## [EXERCISE]
Check each line of the listing, and copy it if it contains the word "photo".

┄┄┄┄┄┄┄┄┄┄┄┄┄┄┄┄┄┄┄┄

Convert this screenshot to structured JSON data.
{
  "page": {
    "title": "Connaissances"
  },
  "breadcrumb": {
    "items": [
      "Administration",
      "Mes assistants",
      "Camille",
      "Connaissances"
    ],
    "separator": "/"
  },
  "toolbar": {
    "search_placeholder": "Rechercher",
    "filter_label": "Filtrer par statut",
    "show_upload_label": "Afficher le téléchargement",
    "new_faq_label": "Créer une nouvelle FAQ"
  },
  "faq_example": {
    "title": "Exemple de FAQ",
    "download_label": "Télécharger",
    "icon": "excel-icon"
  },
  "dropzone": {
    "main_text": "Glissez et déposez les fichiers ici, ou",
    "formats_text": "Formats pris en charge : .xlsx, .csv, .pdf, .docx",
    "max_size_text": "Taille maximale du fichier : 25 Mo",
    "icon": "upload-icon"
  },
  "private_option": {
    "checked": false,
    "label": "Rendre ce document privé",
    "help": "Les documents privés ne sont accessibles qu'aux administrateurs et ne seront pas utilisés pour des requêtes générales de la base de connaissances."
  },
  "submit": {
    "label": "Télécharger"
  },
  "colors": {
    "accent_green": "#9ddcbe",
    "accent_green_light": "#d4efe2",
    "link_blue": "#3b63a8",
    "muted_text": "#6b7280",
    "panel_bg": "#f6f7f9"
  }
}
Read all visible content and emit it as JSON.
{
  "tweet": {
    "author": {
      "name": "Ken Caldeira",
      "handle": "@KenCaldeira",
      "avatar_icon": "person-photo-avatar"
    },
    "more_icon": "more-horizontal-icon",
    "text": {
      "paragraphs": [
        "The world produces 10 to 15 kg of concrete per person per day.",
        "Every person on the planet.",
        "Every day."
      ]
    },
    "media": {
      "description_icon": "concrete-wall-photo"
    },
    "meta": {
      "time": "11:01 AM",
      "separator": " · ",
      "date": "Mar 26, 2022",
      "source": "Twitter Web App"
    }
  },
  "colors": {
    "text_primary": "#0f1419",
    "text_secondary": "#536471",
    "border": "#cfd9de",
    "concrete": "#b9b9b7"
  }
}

┄┄┄┄┄┄┄┄┄┄┄┄┄┄┄┄┄┄┄┄

## [WRITTEN ANSWER]
      "avatar_icon": "person-photo-avatar"
      "description_icon": "concrete-wall-photo"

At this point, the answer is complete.